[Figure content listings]

--- Begin ---

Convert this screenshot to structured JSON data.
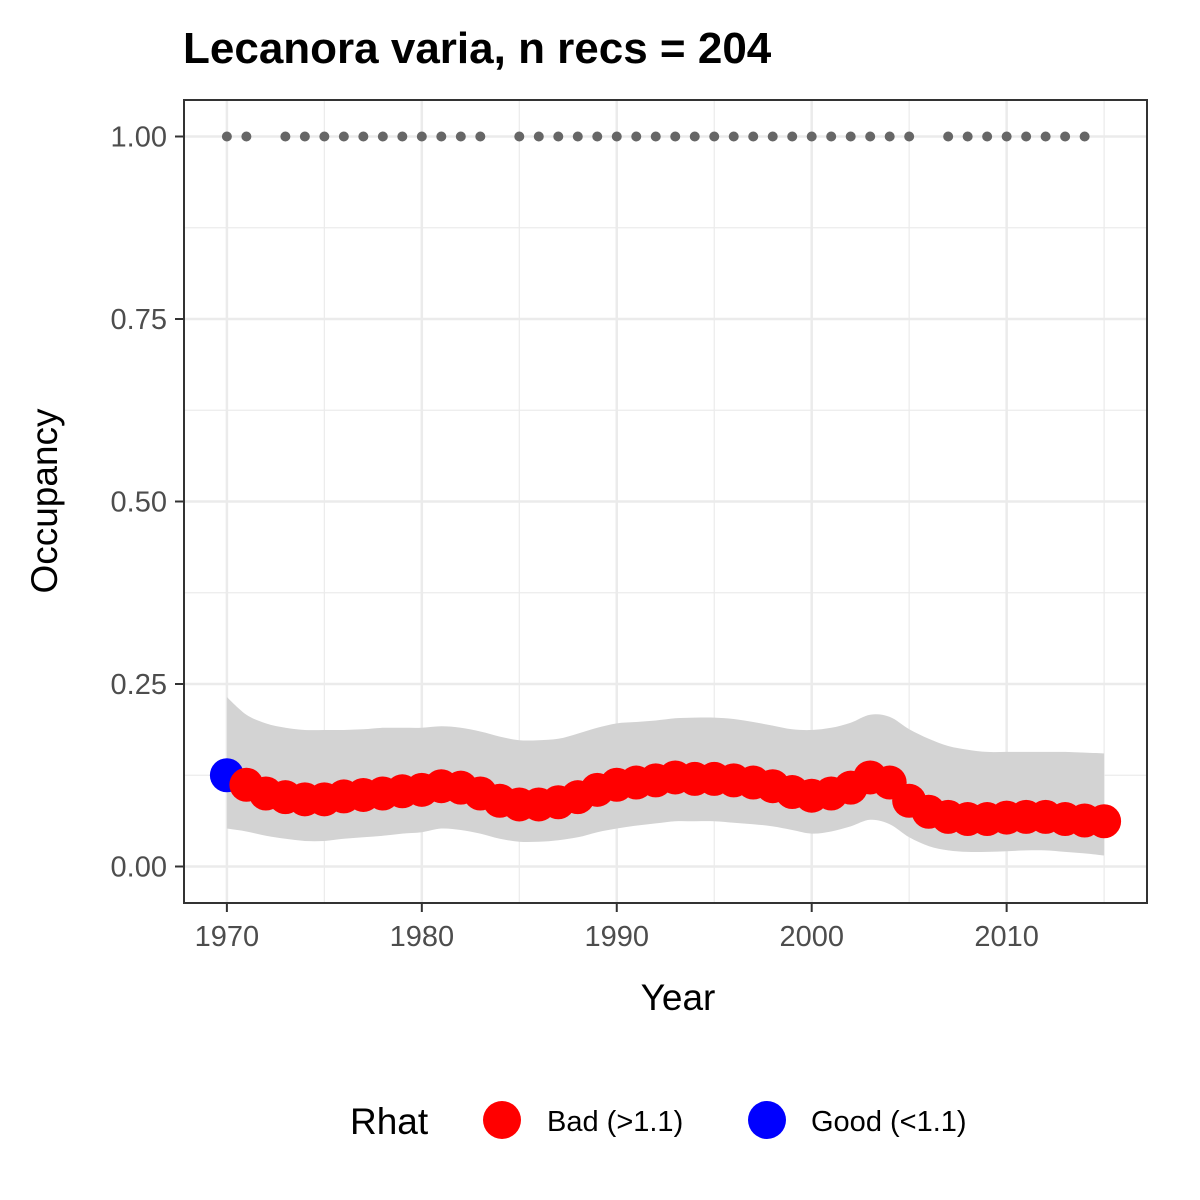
{
  "chart_data": {
    "type": "line",
    "title": "Lecanora varia, n recs = 204",
    "xlabel": "Year",
    "ylabel": "Occupancy",
    "xlim": [
      1967.8,
      2017.2
    ],
    "ylim": [
      -0.05,
      1.05
    ],
    "x_ticks": [
      1970,
      1980,
      1990,
      2000,
      2010
    ],
    "x_tick_labels": [
      "1970",
      "1980",
      "1990",
      "2000",
      "2010"
    ],
    "y_ticks": [
      0,
      0.25,
      0.5,
      0.75,
      1.0
    ],
    "y_tick_labels": [
      "0.00",
      "0.25",
      "0.50",
      "0.75",
      "1.00"
    ],
    "grid": true,
    "legend": {
      "title": "Rhat",
      "position": "bottom",
      "entries": [
        {
          "label": "Bad (>1.1)",
          "color": "#ff0000"
        },
        {
          "label": "Good (<1.1)",
          "color": "#0000ff"
        }
      ]
    },
    "colors": {
      "bad": "#ff0000",
      "good": "#0000ff",
      "ribbon": "#d3d3d3",
      "records": "#666666"
    },
    "series": [
      {
        "x": [
          1970,
          1971,
          1972,
          1973,
          1974,
          1975,
          1976,
          1977,
          1978,
          1979,
          1980,
          1981,
          1982,
          1983,
          1984,
          1985,
          1986,
          1987,
          1988,
          1989,
          1990,
          1991,
          1992,
          1993,
          1994,
          1995,
          1996,
          1997,
          1998,
          1999,
          2000,
          2001,
          2002,
          2003,
          2004,
          2005,
          2006,
          2007,
          2008,
          2009,
          2010,
          2011,
          2012,
          2013,
          2014,
          2015
        ],
        "mean": [
          0.125,
          0.112,
          0.1,
          0.095,
          0.092,
          0.092,
          0.096,
          0.098,
          0.1,
          0.103,
          0.105,
          0.11,
          0.108,
          0.1,
          0.09,
          0.085,
          0.085,
          0.088,
          0.095,
          0.105,
          0.112,
          0.115,
          0.118,
          0.122,
          0.12,
          0.12,
          0.118,
          0.115,
          0.11,
          0.102,
          0.097,
          0.1,
          0.108,
          0.122,
          0.115,
          0.09,
          0.075,
          0.068,
          0.065,
          0.065,
          0.067,
          0.068,
          0.068,
          0.065,
          0.063,
          0.062
        ],
        "lower": [
          0.052,
          0.048,
          0.042,
          0.038,
          0.035,
          0.035,
          0.038,
          0.04,
          0.042,
          0.045,
          0.047,
          0.052,
          0.05,
          0.045,
          0.038,
          0.034,
          0.034,
          0.036,
          0.04,
          0.047,
          0.052,
          0.056,
          0.059,
          0.062,
          0.062,
          0.062,
          0.06,
          0.058,
          0.055,
          0.05,
          0.045,
          0.048,
          0.055,
          0.064,
          0.058,
          0.04,
          0.028,
          0.022,
          0.02,
          0.02,
          0.021,
          0.022,
          0.022,
          0.02,
          0.018,
          0.015
        ],
        "upper": [
          0.232,
          0.208,
          0.196,
          0.19,
          0.187,
          0.187,
          0.187,
          0.188,
          0.19,
          0.19,
          0.19,
          0.192,
          0.19,
          0.185,
          0.178,
          0.173,
          0.173,
          0.175,
          0.182,
          0.19,
          0.196,
          0.198,
          0.2,
          0.203,
          0.204,
          0.204,
          0.202,
          0.198,
          0.193,
          0.188,
          0.187,
          0.19,
          0.197,
          0.208,
          0.205,
          0.188,
          0.175,
          0.165,
          0.16,
          0.157,
          0.157,
          0.157,
          0.157,
          0.157,
          0.156,
          0.155
        ],
        "rhat": [
          "Good",
          "Bad",
          "Bad",
          "Bad",
          "Bad",
          "Bad",
          "Bad",
          "Bad",
          "Bad",
          "Bad",
          "Bad",
          "Bad",
          "Bad",
          "Bad",
          "Bad",
          "Bad",
          "Bad",
          "Bad",
          "Bad",
          "Bad",
          "Bad",
          "Bad",
          "Bad",
          "Bad",
          "Bad",
          "Bad",
          "Bad",
          "Bad",
          "Bad",
          "Bad",
          "Bad",
          "Bad",
          "Bad",
          "Bad",
          "Bad",
          "Bad",
          "Bad",
          "Bad",
          "Bad",
          "Bad",
          "Bad",
          "Bad",
          "Bad",
          "Bad",
          "Bad",
          "Bad"
        ]
      }
    ],
    "record_years": {
      "y": 1.0,
      "x": [
        1970,
        1971,
        1973,
        1974,
        1975,
        1976,
        1977,
        1978,
        1979,
        1980,
        1981,
        1982,
        1983,
        1985,
        1986,
        1987,
        1988,
        1989,
        1990,
        1991,
        1992,
        1993,
        1994,
        1995,
        1996,
        1997,
        1998,
        1999,
        2000,
        2001,
        2002,
        2003,
        2004,
        2005,
        2007,
        2008,
        2009,
        2010,
        2011,
        2012,
        2013,
        2014
      ]
    }
  }
}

--- End ---

**YOUR GOAL:**
Write the listing above out again exactly, dropping each image.

**OUTPUT BELOW:**
Convert this screenshot to structured JSON data.
{
  "chart_data": {
    "type": "line",
    "title": "Lecanora varia, n recs = 204",
    "xlabel": "Year",
    "ylabel": "Occupancy",
    "xlim": [
      1967.8,
      2017.2
    ],
    "ylim": [
      -0.05,
      1.05
    ],
    "x_ticks": [
      1970,
      1980,
      1990,
      2000,
      2010
    ],
    "x_tick_labels": [
      "1970",
      "1980",
      "1990",
      "2000",
      "2010"
    ],
    "y_ticks": [
      0,
      0.25,
      0.5,
      0.75,
      1.0
    ],
    "y_tick_labels": [
      "0.00",
      "0.25",
      "0.50",
      "0.75",
      "1.00"
    ],
    "grid": true,
    "legend": {
      "title": "Rhat",
      "position": "bottom",
      "entries": [
        {
          "label": "Bad (>1.1)",
          "color": "#ff0000"
        },
        {
          "label": "Good (<1.1)",
          "color": "#0000ff"
        }
      ]
    },
    "colors": {
      "bad": "#ff0000",
      "good": "#0000ff",
      "ribbon": "#d3d3d3",
      "records": "#666666"
    },
    "series": [
      {
        "x": [
          1970,
          1971,
          1972,
          1973,
          1974,
          1975,
          1976,
          1977,
          1978,
          1979,
          1980,
          1981,
          1982,
          1983,
          1984,
          1985,
          1986,
          1987,
          1988,
          1989,
          1990,
          1991,
          1992,
          1993,
          1994,
          1995,
          1996,
          1997,
          1998,
          1999,
          2000,
          2001,
          2002,
          2003,
          2004,
          2005,
          2006,
          2007,
          2008,
          2009,
          2010,
          2011,
          2012,
          2013,
          2014,
          2015
        ],
        "mean": [
          0.125,
          0.112,
          0.1,
          0.095,
          0.092,
          0.092,
          0.096,
          0.098,
          0.1,
          0.103,
          0.105,
          0.11,
          0.108,
          0.1,
          0.09,
          0.085,
          0.085,
          0.088,
          0.095,
          0.105,
          0.112,
          0.115,
          0.118,
          0.122,
          0.12,
          0.12,
          0.118,
          0.115,
          0.11,
          0.102,
          0.097,
          0.1,
          0.108,
          0.122,
          0.115,
          0.09,
          0.075,
          0.068,
          0.065,
          0.065,
          0.067,
          0.068,
          0.068,
          0.065,
          0.063,
          0.062
        ],
        "lower": [
          0.052,
          0.048,
          0.042,
          0.038,
          0.035,
          0.035,
          0.038,
          0.04,
          0.042,
          0.045,
          0.047,
          0.052,
          0.05,
          0.045,
          0.038,
          0.034,
          0.034,
          0.036,
          0.04,
          0.047,
          0.052,
          0.056,
          0.059,
          0.062,
          0.062,
          0.062,
          0.06,
          0.058,
          0.055,
          0.05,
          0.045,
          0.048,
          0.055,
          0.064,
          0.058,
          0.04,
          0.028,
          0.022,
          0.02,
          0.02,
          0.021,
          0.022,
          0.022,
          0.02,
          0.018,
          0.015
        ],
        "upper": [
          0.232,
          0.208,
          0.196,
          0.19,
          0.187,
          0.187,
          0.187,
          0.188,
          0.19,
          0.19,
          0.19,
          0.192,
          0.19,
          0.185,
          0.178,
          0.173,
          0.173,
          0.175,
          0.182,
          0.19,
          0.196,
          0.198,
          0.2,
          0.203,
          0.204,
          0.204,
          0.202,
          0.198,
          0.193,
          0.188,
          0.187,
          0.19,
          0.197,
          0.208,
          0.205,
          0.188,
          0.175,
          0.165,
          0.16,
          0.157,
          0.157,
          0.157,
          0.157,
          0.157,
          0.156,
          0.155
        ],
        "rhat": [
          "Good",
          "Bad",
          "Bad",
          "Bad",
          "Bad",
          "Bad",
          "Bad",
          "Bad",
          "Bad",
          "Bad",
          "Bad",
          "Bad",
          "Bad",
          "Bad",
          "Bad",
          "Bad",
          "Bad",
          "Bad",
          "Bad",
          "Bad",
          "Bad",
          "Bad",
          "Bad",
          "Bad",
          "Bad",
          "Bad",
          "Bad",
          "Bad",
          "Bad",
          "Bad",
          "Bad",
          "Bad",
          "Bad",
          "Bad",
          "Bad",
          "Bad",
          "Bad",
          "Bad",
          "Bad",
          "Bad",
          "Bad",
          "Bad",
          "Bad",
          "Bad",
          "Bad",
          "Bad"
        ]
      }
    ],
    "record_years": {
      "y": 1.0,
      "x": [
        1970,
        1971,
        1973,
        1974,
        1975,
        1976,
        1977,
        1978,
        1979,
        1980,
        1981,
        1982,
        1983,
        1985,
        1986,
        1987,
        1988,
        1989,
        1990,
        1991,
        1992,
        1993,
        1994,
        1995,
        1996,
        1997,
        1998,
        1999,
        2000,
        2001,
        2002,
        2003,
        2004,
        2005,
        2007,
        2008,
        2009,
        2010,
        2011,
        2012,
        2013,
        2014
      ]
    }
  }
}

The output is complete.